Problem to solve:
All lines featuring the string "icon" are to be listed.

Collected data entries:
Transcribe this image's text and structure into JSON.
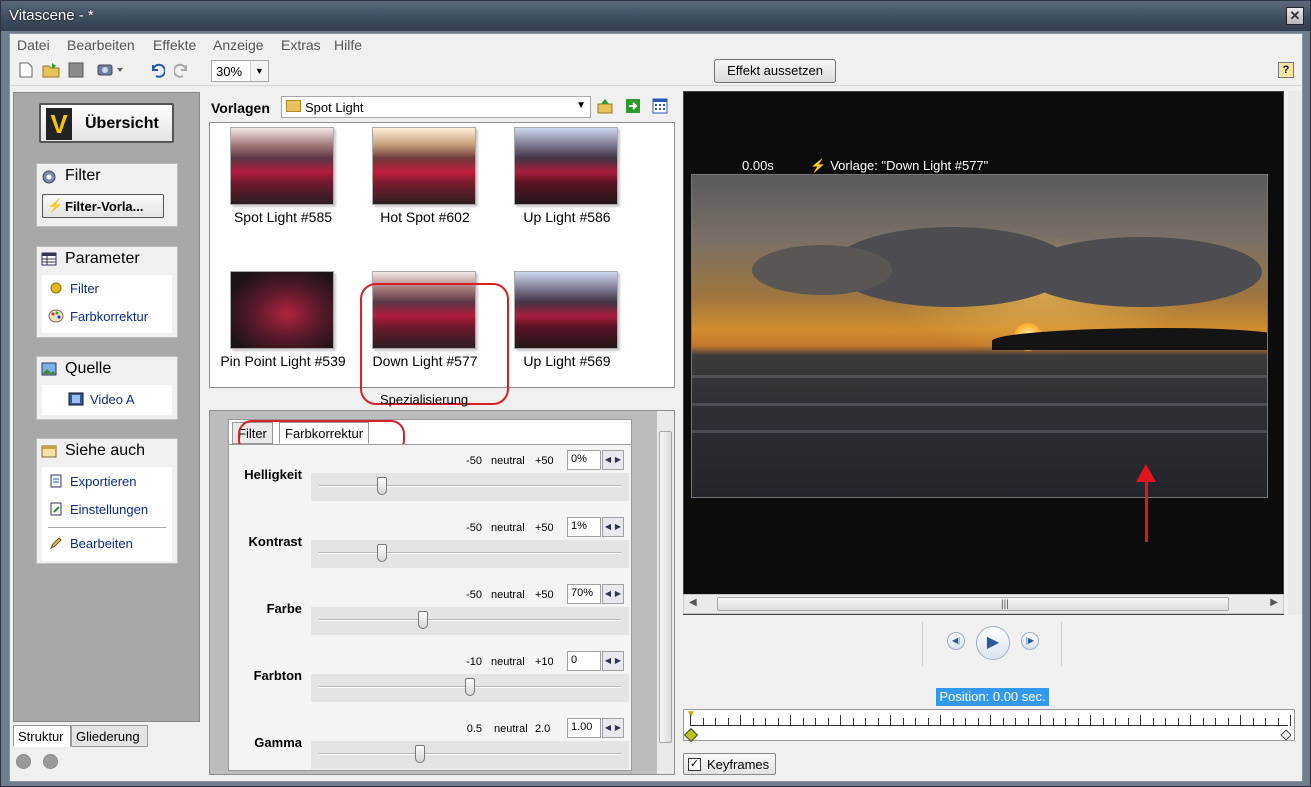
{
  "window": {
    "title": "Vitascene - *",
    "close_glyph": "✕"
  },
  "menu": [
    "Datei",
    "Bearbeiten",
    "Effekte",
    "Anzeige",
    "Extras",
    "Hilfe"
  ],
  "toolbar": {
    "zoom": "30%",
    "effekt_button": "Effekt aussetzen",
    "help_glyph": "?"
  },
  "left_panel": {
    "uebersicht_label": "Übersicht",
    "filter_section": {
      "title": "Filter",
      "button": "Filter-Vorla..."
    },
    "parameter_section": {
      "title": "Parameter",
      "items": [
        "Filter",
        "Farbkorrektur"
      ]
    },
    "quelle_section": {
      "title": "Quelle",
      "items": [
        "Video A"
      ]
    },
    "siehe_auch_section": {
      "title": "Siehe auch",
      "items": [
        "Exportieren",
        "Einstellungen",
        "Bearbeiten"
      ]
    },
    "bottom_tabs": [
      "Struktur",
      "Gliederung"
    ]
  },
  "vorlagen": {
    "label": "Vorlagen",
    "selected_folder": "Spot Light",
    "thumbnails": [
      "Spot Light #585",
      "Hot Spot #602",
      "Up Light #586",
      "Pin Point Light #539",
      "Down Light #577",
      "Up Light #569"
    ],
    "selected_index": 4
  },
  "spezialisierung": {
    "label": "Spezialisierung",
    "tabs": [
      "Filter",
      "Farbkorrektur"
    ],
    "active_tab": "Farbkorrektur",
    "mid_label": "neutral",
    "sliders": [
      {
        "name": "Helligkeit",
        "min": "-50",
        "max": "+50",
        "value": "0%",
        "position": 0.2
      },
      {
        "name": "Kontrast",
        "min": "-50",
        "max": "+50",
        "value": "1%",
        "position": 0.2
      },
      {
        "name": "Farbe",
        "min": "-50",
        "max": "+50",
        "value": "70%",
        "position": 0.34
      },
      {
        "name": "Farbton",
        "min": "-10",
        "max": "+10",
        "value": "0",
        "position": 0.5
      },
      {
        "name": "Gamma",
        "min": "0.5",
        "max": "2.0",
        "value": "1.00",
        "position": 0.33
      }
    ]
  },
  "preview": {
    "time": "0.00s",
    "vorlage": "Vorlage: \"Down Light #577\""
  },
  "transport": {
    "position": "Position: 0.00 sec."
  },
  "keyframes": {
    "label": "Keyframes",
    "checked": true
  }
}
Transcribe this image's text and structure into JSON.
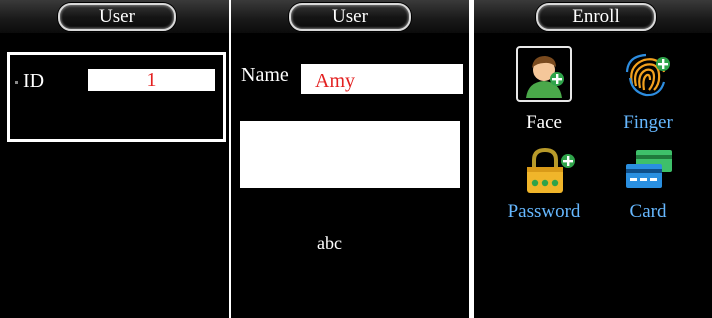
{
  "user_id_panel": {
    "title": "User",
    "id_label": "ID",
    "id_value": "1"
  },
  "user_name_panel": {
    "title": "User",
    "name_label": "Name",
    "name_value": "Amy",
    "input_mode": "abc"
  },
  "enroll_panel": {
    "title": "Enroll",
    "items": [
      {
        "label": "Face",
        "icon": "face-icon",
        "color": "#ffffff",
        "selected": true
      },
      {
        "label": "Finger",
        "icon": "fingerprint-icon",
        "color": "#66b8ff"
      },
      {
        "label": "Password",
        "icon": "password-lock-icon",
        "color": "#66b8ff"
      },
      {
        "label": "Card",
        "icon": "card-icon",
        "color": "#66b8ff"
      }
    ]
  },
  "colors": {
    "background": "#000000",
    "input_text": "#e32020",
    "unselected_caption": "#66b8ff"
  }
}
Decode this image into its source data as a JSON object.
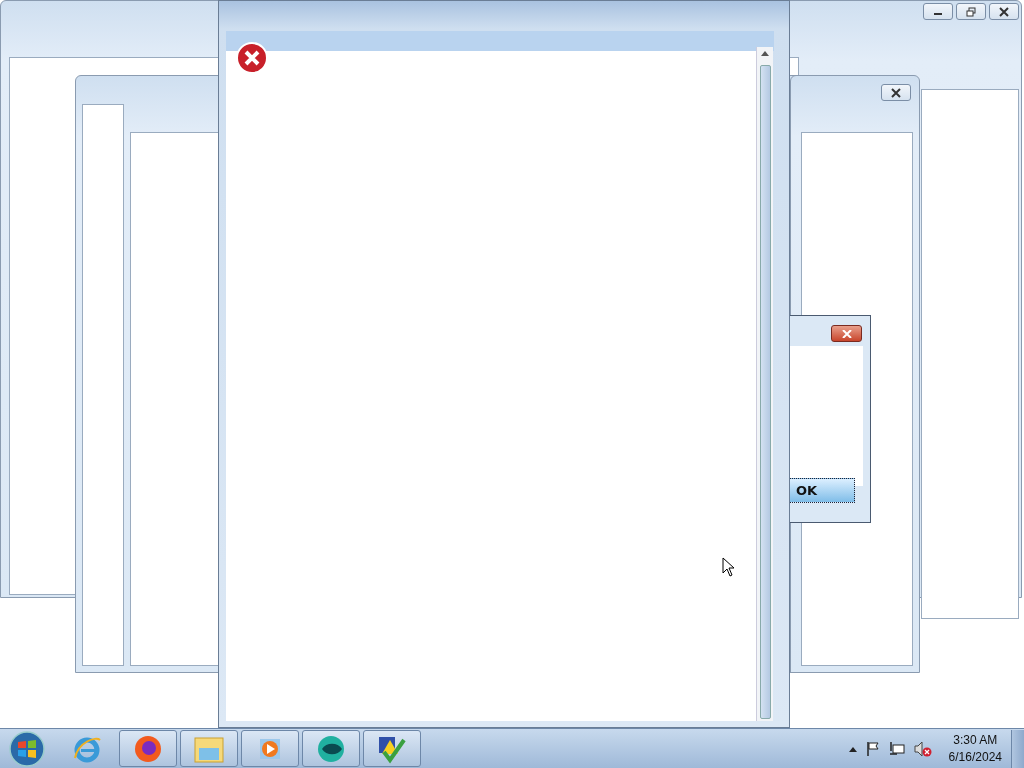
{
  "dialog": {
    "button": "OK"
  },
  "taskbar": {
    "items": [
      {
        "kind": "browser-e",
        "running": false
      },
      {
        "kind": "browser-fox",
        "running": true
      },
      {
        "kind": "folder",
        "running": true
      },
      {
        "kind": "media",
        "running": true
      },
      {
        "kind": "sphere",
        "running": true
      },
      {
        "kind": "check",
        "running": true
      }
    ],
    "time": "3:30 AM",
    "date": "6/16/2024"
  }
}
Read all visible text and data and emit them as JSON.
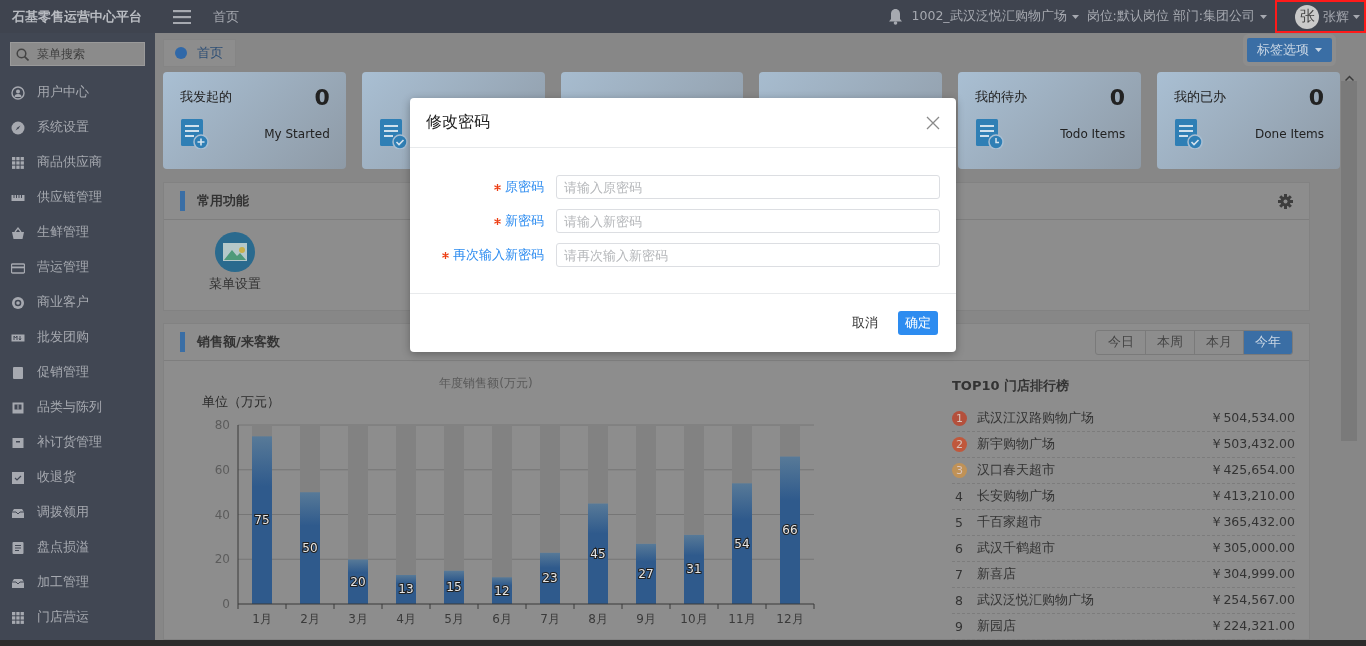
{
  "header": {
    "title": "石基零售运营中心平台",
    "nav_link": "首页",
    "store": "1002_武汉泛悦汇购物广场",
    "role": "岗位:默认岗位 部门:集团公司",
    "avatar": "张",
    "user": "张辉",
    "user_highlighted": true
  },
  "sidebar": {
    "search_placeholder": "菜单搜索",
    "items": [
      {
        "label": "用户中心"
      },
      {
        "label": "系统设置"
      },
      {
        "label": "商品供应商"
      },
      {
        "label": "供应链管理"
      },
      {
        "label": "生鲜管理"
      },
      {
        "label": "营运管理"
      },
      {
        "label": "商业客户"
      },
      {
        "label": "批发团购"
      },
      {
        "label": "促销管理"
      },
      {
        "label": "品类与陈列"
      },
      {
        "label": "补订货管理"
      },
      {
        "label": "收退货"
      },
      {
        "label": "调拨领用"
      },
      {
        "label": "盘点损溢"
      },
      {
        "label": "加工管理"
      },
      {
        "label": "门店营运"
      }
    ]
  },
  "tabs": [
    {
      "label": "首页",
      "selected": true
    }
  ],
  "tab_options_button": "标签选项",
  "cards": [
    {
      "title": "我发起的",
      "count": "0",
      "subtitle": "My Started",
      "kind": "plus"
    },
    {
      "kind": "check"
    },
    {
      "kind": "covered"
    },
    {
      "kind": "covered"
    },
    {
      "title": "我的待办",
      "count": "0",
      "subtitle": "Todo Items",
      "kind": "clock"
    },
    {
      "title": "我的已办",
      "count": "0",
      "subtitle": "Done Items",
      "kind": "check"
    }
  ],
  "common_functions": {
    "title": "常用功能",
    "items": [
      {
        "label": "菜单设置"
      }
    ]
  },
  "sales": {
    "title": "销售额/来客数",
    "periods": [
      {
        "label": "今日",
        "selected": false
      },
      {
        "label": "本周",
        "selected": false
      },
      {
        "label": "本月",
        "selected": false
      },
      {
        "label": "今年",
        "selected": true
      }
    ],
    "chart_data": {
      "type": "bar",
      "title": "年度销售额(万元)",
      "ylabel": "单位（万元）",
      "categories": [
        "1月",
        "2月",
        "3月",
        "4月",
        "5月",
        "6月",
        "7月",
        "8月",
        "9月",
        "10月",
        "11月",
        "12月"
      ],
      "series": [
        {
          "color": "#2f5a8c",
          "values": [
            75,
            50,
            20,
            13,
            15,
            12,
            23,
            45,
            27,
            31,
            54,
            66
          ],
          "value_labels": [
            "75",
            "50",
            "20",
            "13",
            "15",
            "12",
            "23",
            "45",
            "27",
            "31",
            "54",
            "66"
          ]
        },
        {
          "color": "#828282",
          "values": [
            5,
            30,
            60,
            67,
            65,
            68,
            57,
            35,
            53,
            49,
            26,
            14
          ],
          "value_labels": [
            null,
            null,
            null,
            null,
            null,
            null,
            null,
            null,
            null,
            null,
            null,
            null
          ]
        }
      ],
      "ylim": [
        0,
        80
      ],
      "yticks": [
        0,
        20,
        40,
        60,
        80
      ],
      "grid": true,
      "stacked": true
    },
    "ranking": {
      "title": "TOP10 门店排行榜",
      "rows": [
        {
          "rank": "1",
          "name": "武汉江汉路购物广场",
          "amount": "￥504,534.00",
          "kind": "badge",
          "color": "#b4503c"
        },
        {
          "rank": "2",
          "name": "新宇购物广场",
          "amount": "￥503,432.00",
          "kind": "badge",
          "color": "#c0583c"
        },
        {
          "rank": "3",
          "name": "汉口春天超市",
          "amount": "￥425,654.00",
          "kind": "badge",
          "color": "#c09257"
        },
        {
          "rank": "4",
          "name": "长安购物广场",
          "amount": "￥413,210.00",
          "kind": "plain"
        },
        {
          "rank": "5",
          "name": "千百家超市",
          "amount": "￥365,432.00",
          "kind": "plain"
        },
        {
          "rank": "6",
          "name": "武汉千鹤超市",
          "amount": "￥305,000.00",
          "kind": "plain"
        },
        {
          "rank": "7",
          "name": "新喜店",
          "amount": "￥304,999.00",
          "kind": "plain"
        },
        {
          "rank": "8",
          "name": "武汉泛悦汇购物广场",
          "amount": "￥254,567.00",
          "kind": "plain"
        },
        {
          "rank": "9",
          "name": "新园店",
          "amount": "￥224,321.00",
          "kind": "plain"
        }
      ]
    }
  },
  "dialog": {
    "title": "修改密码",
    "fields": [
      {
        "label": "原密码",
        "placeholder": "请输入原密码",
        "required": true
      },
      {
        "label": "新密码",
        "placeholder": "请输入新密码",
        "required": true
      },
      {
        "label": "再次输入新密码",
        "placeholder": "请再次输入新密码",
        "required": true
      }
    ],
    "cancel": "取消",
    "confirm": "确定"
  }
}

Answer for this exercise:
        "icon": "face-icon",
        "icon": "fingerprint-icon",
        "icon": "password-lock-icon",
        "icon": "card-icon",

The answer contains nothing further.